----- SUPPLIED RECORDS -----

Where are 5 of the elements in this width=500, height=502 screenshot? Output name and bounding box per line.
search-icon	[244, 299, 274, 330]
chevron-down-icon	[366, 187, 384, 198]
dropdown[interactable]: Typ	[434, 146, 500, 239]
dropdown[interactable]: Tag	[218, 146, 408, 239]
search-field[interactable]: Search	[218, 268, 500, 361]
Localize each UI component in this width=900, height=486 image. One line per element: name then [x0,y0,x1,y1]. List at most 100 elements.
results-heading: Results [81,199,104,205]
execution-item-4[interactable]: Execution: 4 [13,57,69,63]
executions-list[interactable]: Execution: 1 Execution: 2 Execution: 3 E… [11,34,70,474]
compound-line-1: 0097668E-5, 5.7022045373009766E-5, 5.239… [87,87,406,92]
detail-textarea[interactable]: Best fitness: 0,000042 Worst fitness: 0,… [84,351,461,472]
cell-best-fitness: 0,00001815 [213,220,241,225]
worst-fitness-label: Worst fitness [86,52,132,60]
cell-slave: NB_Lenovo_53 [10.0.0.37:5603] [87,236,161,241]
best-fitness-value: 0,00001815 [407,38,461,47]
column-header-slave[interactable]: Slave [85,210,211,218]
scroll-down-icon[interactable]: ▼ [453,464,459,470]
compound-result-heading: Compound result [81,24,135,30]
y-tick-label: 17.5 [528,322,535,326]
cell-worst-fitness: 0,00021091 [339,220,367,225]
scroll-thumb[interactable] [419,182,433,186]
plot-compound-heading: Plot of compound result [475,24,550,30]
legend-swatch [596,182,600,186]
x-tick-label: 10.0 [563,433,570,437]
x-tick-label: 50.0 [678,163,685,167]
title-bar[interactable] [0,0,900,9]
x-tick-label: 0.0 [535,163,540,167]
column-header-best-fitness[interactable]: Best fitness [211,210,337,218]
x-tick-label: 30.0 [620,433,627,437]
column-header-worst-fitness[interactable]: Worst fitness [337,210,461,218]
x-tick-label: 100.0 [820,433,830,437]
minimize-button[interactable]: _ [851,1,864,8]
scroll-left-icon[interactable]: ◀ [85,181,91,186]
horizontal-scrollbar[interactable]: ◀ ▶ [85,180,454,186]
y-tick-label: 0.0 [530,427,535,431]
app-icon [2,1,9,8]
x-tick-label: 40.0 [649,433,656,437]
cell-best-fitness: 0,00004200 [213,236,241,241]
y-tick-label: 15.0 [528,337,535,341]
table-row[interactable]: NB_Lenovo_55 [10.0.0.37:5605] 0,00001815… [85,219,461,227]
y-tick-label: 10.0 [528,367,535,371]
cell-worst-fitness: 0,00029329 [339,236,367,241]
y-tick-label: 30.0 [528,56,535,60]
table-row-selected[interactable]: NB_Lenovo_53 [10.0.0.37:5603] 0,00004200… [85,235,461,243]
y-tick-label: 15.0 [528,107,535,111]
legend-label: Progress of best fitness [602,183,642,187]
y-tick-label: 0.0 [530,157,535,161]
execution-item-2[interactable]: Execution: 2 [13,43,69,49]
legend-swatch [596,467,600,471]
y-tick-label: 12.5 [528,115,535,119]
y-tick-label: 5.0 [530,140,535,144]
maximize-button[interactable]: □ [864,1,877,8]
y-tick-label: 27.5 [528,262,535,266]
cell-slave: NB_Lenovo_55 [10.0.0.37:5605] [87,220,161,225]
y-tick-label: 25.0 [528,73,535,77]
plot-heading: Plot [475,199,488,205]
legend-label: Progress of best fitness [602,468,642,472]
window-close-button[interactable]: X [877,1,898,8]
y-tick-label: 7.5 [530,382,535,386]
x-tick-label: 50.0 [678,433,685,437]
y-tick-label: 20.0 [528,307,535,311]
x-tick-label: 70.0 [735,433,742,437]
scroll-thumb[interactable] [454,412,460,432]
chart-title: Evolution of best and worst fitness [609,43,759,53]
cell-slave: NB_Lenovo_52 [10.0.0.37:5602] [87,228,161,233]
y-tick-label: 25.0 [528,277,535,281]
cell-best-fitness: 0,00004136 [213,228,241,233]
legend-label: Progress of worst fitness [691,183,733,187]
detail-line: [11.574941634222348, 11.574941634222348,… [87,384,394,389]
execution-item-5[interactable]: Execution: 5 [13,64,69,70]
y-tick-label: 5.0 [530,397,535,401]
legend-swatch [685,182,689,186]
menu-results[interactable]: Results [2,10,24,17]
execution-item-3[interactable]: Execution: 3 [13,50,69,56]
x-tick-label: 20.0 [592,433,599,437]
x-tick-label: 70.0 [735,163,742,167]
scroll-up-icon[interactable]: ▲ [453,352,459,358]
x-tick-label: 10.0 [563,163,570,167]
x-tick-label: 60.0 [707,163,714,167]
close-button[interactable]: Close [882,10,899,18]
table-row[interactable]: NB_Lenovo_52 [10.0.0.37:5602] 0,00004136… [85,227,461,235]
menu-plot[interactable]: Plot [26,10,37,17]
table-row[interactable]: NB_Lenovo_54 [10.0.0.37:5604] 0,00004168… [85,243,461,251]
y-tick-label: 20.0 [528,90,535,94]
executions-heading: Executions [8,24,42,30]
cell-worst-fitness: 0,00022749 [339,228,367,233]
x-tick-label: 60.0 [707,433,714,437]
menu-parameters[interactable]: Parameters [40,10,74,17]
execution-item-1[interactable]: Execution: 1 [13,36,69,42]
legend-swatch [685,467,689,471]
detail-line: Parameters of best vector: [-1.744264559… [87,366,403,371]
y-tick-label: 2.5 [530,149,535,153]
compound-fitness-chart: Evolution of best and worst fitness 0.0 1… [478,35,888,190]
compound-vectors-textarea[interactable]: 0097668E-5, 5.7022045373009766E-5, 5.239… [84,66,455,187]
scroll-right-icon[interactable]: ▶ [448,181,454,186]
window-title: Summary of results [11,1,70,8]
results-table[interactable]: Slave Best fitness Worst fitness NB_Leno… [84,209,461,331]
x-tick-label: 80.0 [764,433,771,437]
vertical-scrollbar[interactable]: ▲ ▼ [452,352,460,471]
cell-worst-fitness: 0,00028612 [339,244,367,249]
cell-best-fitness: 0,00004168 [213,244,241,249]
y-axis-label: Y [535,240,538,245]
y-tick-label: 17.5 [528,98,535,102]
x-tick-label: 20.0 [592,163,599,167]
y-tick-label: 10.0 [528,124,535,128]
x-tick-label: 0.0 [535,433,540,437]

-----

DIRECTION:
Copy out, unchanged, the stretch of the entries above from the start through the line that contains "268, 500, 361]", including both ends.

THE RESULT:
Where are 5 of the elements in this width=500, height=502 screenshot? Output name and bounding box per line.
search-icon	[244, 299, 274, 330]
chevron-down-icon	[366, 187, 384, 198]
dropdown[interactable]: Typ	[434, 146, 500, 239]
dropdown[interactable]: Tag	[218, 146, 408, 239]
search-field[interactable]: Search	[218, 268, 500, 361]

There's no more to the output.